• **PROVIDED PASSAGE**:

In May, China’s energy authority announced a public consultation for a draft energy law, setting the agenda for “green, low-carbon” production and a “safe and efficient” energy system. The draft law, which has been 13 years in the making, is an omnibus bill that seeks to unify China’s diverse laws governing coal, renewables and energy conservation.
Five years after the signing of the Paris Agreement, references in the bill that position it as a “response to climate change” are welcome. Unfortunately, the proposed legislation also specifies the need for further exploration of fossil fuel energy sources such as coal, oil and natural gas.
This matters because under the Paris Agreement, China committed to peak carbon dioxide emissions around 2030 or earlier if possible. China is the largest public financer of fossil fuels, providing US$20.2 billion a year for oil and gas and US$4.4 billion for coal, according to a recent report on G20 financing.
China also ranks as the world’s largest producer and investor in clean energy and while coal still occupies the top spot in the country’s energy mix, its share is declining. However, the country’s effort to reduce emissions is being undermined by a relaxation of coal-power restrictions, which has led to approximately 10 gigawatts of new approvals at home and the financing of coal projects overseas.
A priority of the draft energy law is improving the regulation of energy exports and imports, including the management and import of “clean” and “advanced” energy technologies. But the bill falls short on exports, as there are no provisions for the screening of fossil fuel products or technologies. This means the bill does not address the “carbon leakage” resulting from China’s export and support of coal technologies and products.
China’s support for fossil fuel projects, such as coal power in countries that are part of the Belt and Road Initiative (BRI) has environmental and social impacts. Changes to the draft energy law are needed to introduce binding climate and export screening criteria for all Chinese exports of fossil fuel projects. This would align such projects with practices commonly accepted by the international community, including multilateral development banks of which China is a member.
The government has made some progress in this area. In 2017, four government regulatory bodies issued an advisory document, “Guidance on Promoting a Green Belt and Road”. This recognised the challenges faced by Chinese companies undertaking overseas infrastructure projects and called on them to adopt higher environmental and social standards.

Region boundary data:
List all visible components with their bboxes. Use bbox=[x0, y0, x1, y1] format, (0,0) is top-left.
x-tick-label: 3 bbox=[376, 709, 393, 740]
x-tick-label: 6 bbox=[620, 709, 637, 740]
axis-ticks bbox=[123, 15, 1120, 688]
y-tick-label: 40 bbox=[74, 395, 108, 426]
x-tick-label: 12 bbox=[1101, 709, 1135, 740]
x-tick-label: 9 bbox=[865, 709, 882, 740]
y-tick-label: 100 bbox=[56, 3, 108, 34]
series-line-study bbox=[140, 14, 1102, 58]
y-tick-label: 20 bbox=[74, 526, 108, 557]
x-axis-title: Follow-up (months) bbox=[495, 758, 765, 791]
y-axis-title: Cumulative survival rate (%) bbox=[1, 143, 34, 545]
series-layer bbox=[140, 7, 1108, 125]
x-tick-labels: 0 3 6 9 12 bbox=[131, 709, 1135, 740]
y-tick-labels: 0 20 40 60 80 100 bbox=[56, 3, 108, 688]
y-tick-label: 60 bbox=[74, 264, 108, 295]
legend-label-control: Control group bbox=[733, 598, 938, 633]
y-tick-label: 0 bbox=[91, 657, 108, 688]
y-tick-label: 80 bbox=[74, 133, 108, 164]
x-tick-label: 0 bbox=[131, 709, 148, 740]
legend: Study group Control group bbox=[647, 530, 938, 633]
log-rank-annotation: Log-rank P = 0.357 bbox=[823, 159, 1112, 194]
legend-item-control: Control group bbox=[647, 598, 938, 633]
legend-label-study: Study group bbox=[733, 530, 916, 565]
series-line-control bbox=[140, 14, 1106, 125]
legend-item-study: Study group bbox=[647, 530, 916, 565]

• **DIRECTIONS**:
- 1) Answer these questions using the passage on China's draft energy law:
(a) How many years has the draft law been in the making?
(b) According to the report on G20 financing, how much does China provide a year for coal?
(c) In what year did four government regulatory bodies issue "Guidance on Promoting a Green Belt and Road"?
- 2) According to the passage on China's draft energy law, why does the bill fail to address the "carbon leakage" from China's export and support of coal technologies and products?
- 3) How would you render this sentence from the passage on China's draft energy law in French: "But the bill falls short on exports, as there are no provisions for the screening of fossil fuel products or technologies."?

• **SOLUTIONS PER TASK**:
- 1)
(a) 13 years.
(b) US$4.4 billion.
(c) 2017.

- 2) The bill falls short on exports because it has no provisions for screening fossil fuel products or technologies. Without such screening, it does not deal with the carbon leakage caused by China's export and support of coal technologies and products.

- 3) Mais le projet de loi est insuffisant en matière d'exportations, car il ne contient aucune disposition relative au contrôle des produits ou des technologies liés aux combustibles fossiles.